▶ [GIVEN EXERCISE]: Leaving out the pictures, transcribe all of the records faithfully.

▶ [SUPPLIED ENTRIES]:
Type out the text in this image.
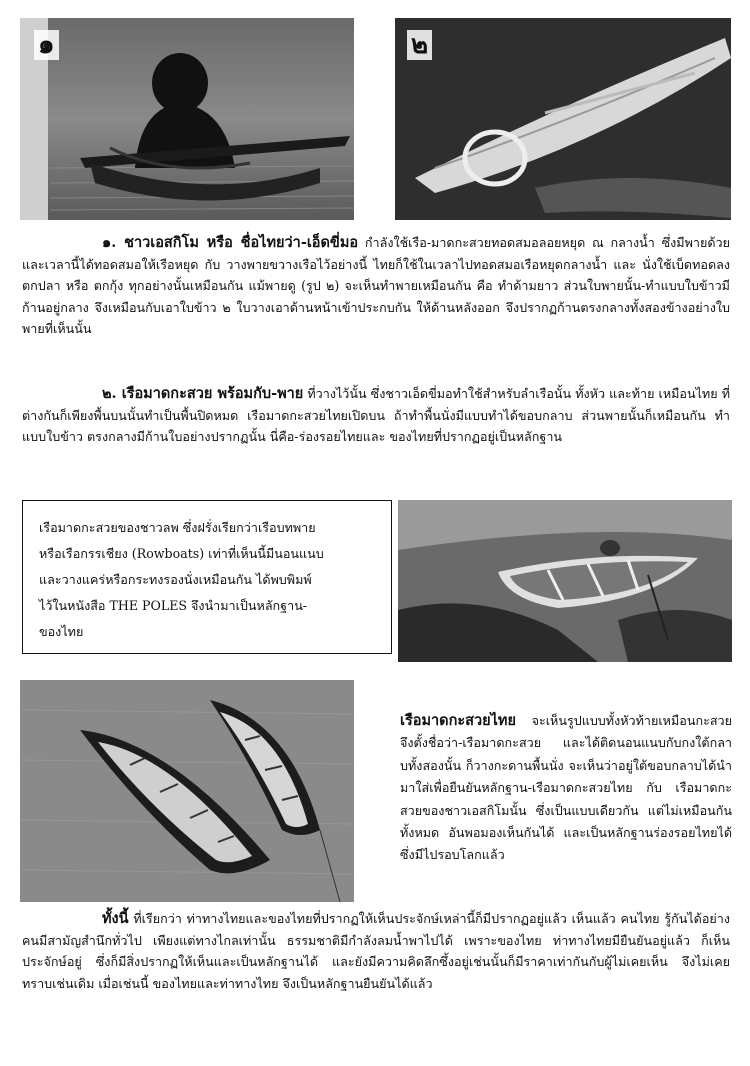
๑	๒

๑. ชาวเอสกิโม หรือ ชื่อไทยว่า-เอ็ดขี่มอ กำลังใช้เรือ-มาดกะสวยทอดสมอลอยหยุด ณ กลางน้ำ ซึ่งมีพายด้วย และเวลานี้ได้ทอดสมอให้เรือหยุด กับ วางพายขวางเรือไว้อย่างนี้ ไทยก็ใช้ในเวลาไปทอดสมอเรือหยุดกลางน้ำ และ นั่งใช้เบ็ดทอดลงตกปลา หรือ ตกกุ้ง ทุกอย่างนั้นเหมือนกัน แม้พายดู (รูป ๒) จะเห็นทำพายเหมือนกัน คือ ทำด้ามยาว ส่วนใบพายนั้น-ทำแบบใบข้าวมีก้านอยู่กลาง จึงเหมือนกับเอาใบข้าว ๒ ใบวางเอาด้านหน้าเข้าประกบกัน ให้ด้านหลังออก จึงปรากฏก้านตรงกลางทั้งสองข้างอย่างใบพายที่เห็นนั้น

๒. เรือมาดกะสวย พร้อมกับ-พาย ที่วางไว้นั้น ซึ่งชาวเอ็ดขี่มอทำใช้สำหรับลำเรือนั้น ทั้งหัว และท้าย เหมือนไทย ที่ต่างกันก็เพียงพื้นบนนั้นทำเป็นพื้นปิดหมด เรือมาดกะสวยไทยเปิดบน ถ้าทำพื้นนั่งมีแบบทำได้ขอบกลาบ ส่วนพายนั้นก็เหมือนกัน ทำแบบใบข้าว ตรงกลางมีก้านใบอย่างปรากฏนั้น นี่คือ-ร่องรอยไทยและ ของไทยที่ปรากฏอยู่เป็นหลักฐาน

เรือมาดกะสวยของชาวลพ ซึ่งฝรั่งเรียกว่าเรือบทพาย
หรือเรือกรรเชียง (Rowboats) เท่าที่เห็นนี้มีนอนแนบ
และวางแคร่หรือกระทงรองนั่งเหมือนกัน ได้พบพิมพ์
ไว้ในหนังสือ THE POLES จึงนำมาเป็นหลักฐาน-
ของไทย

เรือมาดกะสวยไทย จะเห็นรูปแบบทั้งหัวท้ายเหมือนกะสวย จึงตั้งชื่อว่า-เรือมาดกะสวย และได้ติดนอนแนบกับกงใต้กลาบทั้งสองนั้น ก็วางกะดานพื้นนั่ง จะเห็นว่าอยู่ใต้ขอบกลาบได้นำมาใส่เพื่อยืนยันหลักฐาน-เรือมาดกะสวยไทย กับ เรือมาดกะสวยของชาวเอสกิโมนั้น ซึ่งเป็นแบบเดียวกัน แต่ไม่เหมือนกันทั้งหมด อันพอมองเห็นกันได้ และเป็นหลักฐานร่องรอยไทยได้ ซึ่งมีไปรอบโลกแล้ว

ทั้งนี้ ที่เรียกว่า ท่าทางไทยและของไทยที่ปรากฏให้เห็นประจักษ์เหล่านี้ก็มีปรากฏอยู่แล้ว เห็นแล้ว คนไทย รู้กันได้อย่างคนมีสามัญสำนึกทั่วไป เพียงแต่ทางไกลเท่านั้น ธรรมชาติมีกำลังลมน้ำพาไปได้ เพราะของไทย ท่าทางไทยมียืนยันอยู่แล้ว ก็เห็นประจักษ์อยู่ ซึ่งก็มีสิ่งปรากฏให้เห็นและเป็นหลักฐานได้ และยังมีความคิดลึกซึ้งอยู่เช่นนั้นก็มีราคาเท่ากันกับผู้ไม่เคยเห็น จึงไม่เคยทราบเช่นเดิม เมื่อเช่นนี้ ของไทยและท่าทางไทย จึงเป็นหลักฐานยืนยันได้แล้ว
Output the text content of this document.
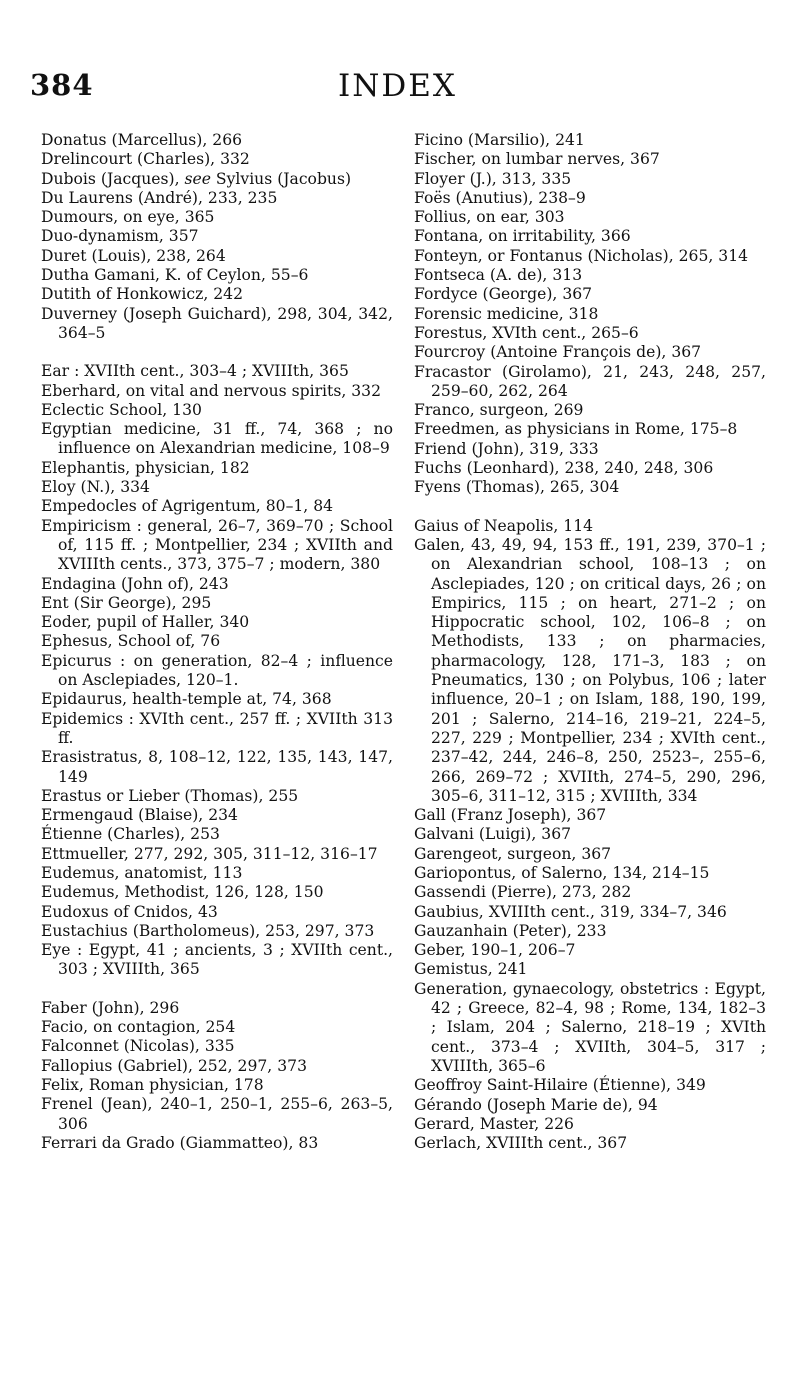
384	INDEX

Donatus (Marcellus), 266

Drelincourt (Charles), 332

Dubois (Jacques), see Sylvius (Jacobus)

Du Laurens (André), 233, 235

Dumours, on eye, 365

Duo-dynamism, 357

Duret (Louis), 238, 264

Dutha Gamani, K. of Ceylon, 55–6

Dutith of Honkowicz, 242

Duverney (Joseph Guichard), 298, 304, 342, 364–5

Ear : XVIIth cent., 303–4 ; XVIIIth, 365

Eberhard, on vital and nervous spirits, 332

Eclectic School, 130

Egyptian medicine, 31 ff., 74, 368 ; no influence on Alexandrian medicine, 108–9

Elephantis, physician, 182

Eloy (N.), 334

Empedocles of Agrigentum, 80–1, 84

Empiricism : general, 26–7, 369–70 ; School of, 115 ff. ; Montpellier, 234 ; XVIIth and XVIIIth cents., 373, 375–7 ; modern, 380

Endagina (John of), 243

Ent (Sir George), 295

Eoder, pupil of Haller, 340

Ephesus, School of, 76

Epicurus : on generation, 82–4 ; influence on Asclepiades, 120–1.

Epidaurus, health-temple at, 74, 368

Epidemics : XVIth cent., 257 ff. ; XVIIth 313 ff.

Erasistratus, 8, 108–12, 122, 135, 143, 147, 149

Erastus or Lieber (Thomas), 255

Ermengaud (Blaise), 234

Étienne (Charles), 253

Ettmueller, 277, 292, 305, 311–12, 316–17

Eudemus, anatomist, 113

Eudemus, Methodist, 126, 128, 150

Eudoxus of Cnidos, 43

Eustachius (Bartholomeus), 253, 297, 373

Eye : Egypt, 41 ; ancients, 3 ; XVIIth cent., 303 ; XVIIIth, 365

Faber (John), 296

Facio, on contagion, 254

Falconnet (Nicolas), 335

Fallopius (Gabriel), 252, 297, 373

Felix, Roman physician, 178

Frenel (Jean), 240–1, 250–1, 255–6, 263–5, 306

Ferrari da Grado (Giammatteo), 83

Ficino (Marsilio), 241

Fischer, on lumbar nerves, 367

Floyer (J.), 313, 335

Foës (Anutius), 238–9

Follius, on ear, 303

Fontana, on irritability, 366

Fonteyn, or Fontanus (Nicholas), 265, 314

Fontseca (A. de), 313

Fordyce (George), 367

Forensic medicine, 318

Forestus, XVIth cent., 265–6

Fourcroy (Antoine François de), 367

Fracastor (Girolamo), 21, 243, 248, 257, 259–60, 262, 264

Franco, surgeon, 269

Freedmen, as physicians in Rome, 175–8

Friend (John), 319, 333

Fuchs (Leonhard), 238, 240, 248, 306

Fyens (Thomas), 265, 304

Gaius of Neapolis, 114

Galen, 43, 49, 94, 153 ff., 191, 239, 370–1 ; on Alexandrian school, 108–13 ; on Asclepiades, 120 ; on critical days, 26 ; on Empirics, 115 ; on heart, 271–2 ; on Hippocratic school, 102, 106–8 ; on Methodists, 133 ; on pharmacies, pharmacology, 128, 171–3, 183 ; on Pneumatics, 130 ; on Polybus, 106 ; later influence, 20–1 ; on Islam, 188, 190, 199, 201 ; Salerno, 214–16, 219–21, 224–5, 227, 229 ; Montpellier, 234 ; XVIth cent., 237–42, 244, 246–8, 250, 2523–, 255–6, 266, 269–72 ; XVIIth, 274–5, 290, 296, 305–6, 311–12, 315 ; XVIIIth, 334

Gall (Franz Joseph), 367

Galvani (Luigi), 367

Garengeot, surgeon, 367

Gariopontus, of Salerno, 134, 214–15

Gassendi (Pierre), 273, 282

Gaubius, XVIIIth cent., 319, 334–7, 346

Gauzanhain (Peter), 233

Geber, 190–1, 206–7

Gemistus, 241

Generation, gynaecology, obstetrics : Egypt, 42 ; Greece, 82–4, 98 ; Rome, 134, 182–3 ; Islam, 204 ; Salerno, 218–19 ; XVIth cent., 373–4 ; XVIIth, 304–5, 317 ; XVIIIth, 365–6

Geoffroy Saint-Hilaire (Étienne), 349

Gérando (Joseph Marie de), 94

Gerard, Master, 226

Gerlach, XVIIIth cent., 367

▶ [TASK SOLUTION]:
Type out the text in this image.
๑	๒

๑. ชาวเอสกิโม หรือ ชื่อไทยว่า-เอ็ดขี่มอ กำลังใช้เรือ-มาดกะสวยทอดสมอลอยหยุด ณ กลางน้ำ ซึ่งมีพายด้วย และเวลานี้ได้ทอดสมอให้เรือหยุด กับ วางพายขวางเรือไว้อย่างนี้ ไทยก็ใช้ในเวลาไปทอดสมอเรือหยุดกลางน้ำ และ นั่งใช้เบ็ดทอดลงตกปลา หรือ ตกกุ้ง ทุกอย่างนั้นเหมือนกัน แม้พายดู (รูป ๒) จะเห็นทำพายเหมือนกัน คือ ทำด้ามยาว ส่วนใบพายนั้น-ทำแบบใบข้าวมีก้านอยู่กลาง จึงเหมือนกับเอาใบข้าว ๒ ใบวางเอาด้านหน้าเข้าประกบกัน ให้ด้านหลังออก จึงปรากฏก้านตรงกลางทั้งสองข้างอย่างใบพายที่เห็นนั้น

๒. เรือมาดกะสวย พร้อมกับ-พาย ที่วางไว้นั้น ซึ่งชาวเอ็ดขี่มอทำใช้สำหรับลำเรือนั้น ทั้งหัว และท้าย เหมือนไทย ที่ต่างกันก็เพียงพื้นบนนั้นทำเป็นพื้นปิดหมด เรือมาดกะสวยไทยเปิดบน ถ้าทำพื้นนั่งมีแบบทำได้ขอบกลาบ ส่วนพายนั้นก็เหมือนกัน ทำแบบใบข้าว ตรงกลางมีก้านใบอย่างปรากฏนั้น นี่คือ-ร่องรอยไทยและ ของไทยที่ปรากฏอยู่เป็นหลักฐาน

เรือมาดกะสวยของชาวลพ ซึ่งฝรั่งเรียกว่าเรือบทพาย
หรือเรือกรรเชียง (Rowboats) เท่าที่เห็นนี้มีนอนแนบ
และวางแคร่หรือกระทงรองนั่งเหมือนกัน ได้พบพิมพ์
ไว้ในหนังสือ THE POLES จึงนำมาเป็นหลักฐาน-
ของไทย

เรือมาดกะสวยไทย จะเห็นรูปแบบทั้งหัวท้ายเหมือนกะสวย จึงตั้งชื่อว่า-เรือมาดกะสวย และได้ติดนอนแนบกับกงใต้กลาบทั้งสองนั้น ก็วางกะดานพื้นนั่ง จะเห็นว่าอยู่ใต้ขอบกลาบได้นำมาใส่เพื่อยืนยันหลักฐาน-เรือมาดกะสวยไทย กับ เรือมาดกะสวยของชาวเอสกิโมนั้น ซึ่งเป็นแบบเดียวกัน แต่ไม่เหมือนกันทั้งหมด อันพอมองเห็นกันได้ และเป็นหลักฐานร่องรอยไทยได้ ซึ่งมีไปรอบโลกแล้ว

ทั้งนี้ ที่เรียกว่า ท่าทางไทยและของไทยที่ปรากฏให้เห็นประจักษ์เหล่านี้ก็มีปรากฏอยู่แล้ว เห็นแล้ว คนไทย รู้กันได้อย่างคนมีสามัญสำนึกทั่วไป เพียงแต่ทางไกลเท่านั้น ธรรมชาติมีกำลังลมน้ำพาไปได้ เพราะของไทย ท่าทางไทยมียืนยันอยู่แล้ว ก็เห็นประจักษ์อยู่ ซึ่งก็มีสิ่งปรากฏให้เห็นและเป็นหลักฐานได้ และยังมีความคิดลึกซึ้งอยู่เช่นนั้นก็มีราคาเท่ากันกับผู้ไม่เคยเห็น จึงไม่เคยทราบเช่นเดิม เมื่อเช่นนี้ ของไทยและท่าทางไทย จึงเป็นหลักฐานยืนยันได้แล้ว
Output the text content of this document.
384	INDEX

Donatus (Marcellus), 266

Drelincourt (Charles), 332

Dubois (Jacques), see Sylvius (Jacobus)

Du Laurens (André), 233, 235

Dumours, on eye, 365

Duo-dynamism, 357

Duret (Louis), 238, 264

Dutha Gamani, K. of Ceylon, 55–6

Dutith of Honkowicz, 242

Duverney (Joseph Guichard), 298, 304, 342, 364–5

Ear : XVIIth cent., 303–4 ; XVIIIth, 365

Eberhard, on vital and nervous spirits, 332

Eclectic School, 130

Egyptian medicine, 31 ff., 74, 368 ; no influence on Alexandrian medicine, 108–9

Elephantis, physician, 182

Eloy (N.), 334

Empedocles of Agrigentum, 80–1, 84

Empiricism : general, 26–7, 369–70 ; School of, 115 ff. ; Montpellier, 234 ; XVIIth and XVIIIth cents., 373, 375–7 ; modern, 380

Endagina (John of), 243

Ent (Sir George), 295

Eoder, pupil of Haller, 340

Ephesus, School of, 76

Epicurus : on generation, 82–4 ; influence on Asclepiades, 120–1.

Epidaurus, health-temple at, 74, 368

Epidemics : XVIth cent., 257 ff. ; XVIIth 313 ff.

Erasistratus, 8, 108–12, 122, 135, 143, 147, 149

Erastus or Lieber (Thomas), 255

Ermengaud (Blaise), 234

Étienne (Charles), 253

Ettmueller, 277, 292, 305, 311–12, 316–17

Eudemus, anatomist, 113

Eudemus, Methodist, 126, 128, 150

Eudoxus of Cnidos, 43

Eustachius (Bartholomeus), 253, 297, 373

Eye : Egypt, 41 ; ancients, 3 ; XVIIth cent., 303 ; XVIIIth, 365

Faber (John), 296

Facio, on contagion, 254

Falconnet (Nicolas), 335

Fallopius (Gabriel), 252, 297, 373

Felix, Roman physician, 178

Frenel (Jean), 240–1, 250–1, 255–6, 263–5, 306

Ferrari da Grado (Giammatteo), 83

Ficino (Marsilio), 241

Fischer, on lumbar nerves, 367

Floyer (J.), 313, 335

Foës (Anutius), 238–9

Follius, on ear, 303

Fontana, on irritability, 366

Fonteyn, or Fontanus (Nicholas), 265, 314

Fontseca (A. de), 313

Fordyce (George), 367

Forensic medicine, 318

Forestus, XVIth cent., 265–6

Fourcroy (Antoine François de), 367

Fracastor (Girolamo), 21, 243, 248, 257, 259–60, 262, 264

Franco, surgeon, 269

Freedmen, as physicians in Rome, 175–8

Friend (John), 319, 333

Fuchs (Leonhard), 238, 240, 248, 306

Fyens (Thomas), 265, 304

Gaius of Neapolis, 114

Galen, 43, 49, 94, 153 ff., 191, 239, 370–1 ; on Alexandrian school, 108–13 ; on Asclepiades, 120 ; on critical days, 26 ; on Empirics, 115 ; on heart, 271–2 ; on Hippocratic school, 102, 106–8 ; on Methodists, 133 ; on pharmacies, pharmacology, 128, 171–3, 183 ; on Pneumatics, 130 ; on Polybus, 106 ; later influence, 20–1 ; on Islam, 188, 190, 199, 201 ; Salerno, 214–16, 219–21, 224–5, 227, 229 ; Montpellier, 234 ; XVIth cent., 237–42, 244, 246–8, 250, 2523–, 255–6, 266, 269–72 ; XVIIth, 274–5, 290, 296, 305–6, 311–12, 315 ; XVIIIth, 334

Gall (Franz Joseph), 367

Galvani (Luigi), 367

Garengeot, surgeon, 367

Gariopontus, of Salerno, 134, 214–15

Gassendi (Pierre), 273, 282

Gaubius, XVIIIth cent., 319, 334–7, 346

Gauzanhain (Peter), 233

Geber, 190–1, 206–7

Gemistus, 241

Generation, gynaecology, obstetrics : Egypt, 42 ; Greece, 82–4, 98 ; Rome, 134, 182–3 ; Islam, 204 ; Salerno, 218–19 ; XVIth cent., 373–4 ; XVIIth, 304–5, 317 ; XVIIIth, 365–6

Geoffroy Saint-Hilaire (Étienne), 349

Gérando (Joseph Marie de), 94

Gerard, Master, 226

Gerlach, XVIIIth cent., 367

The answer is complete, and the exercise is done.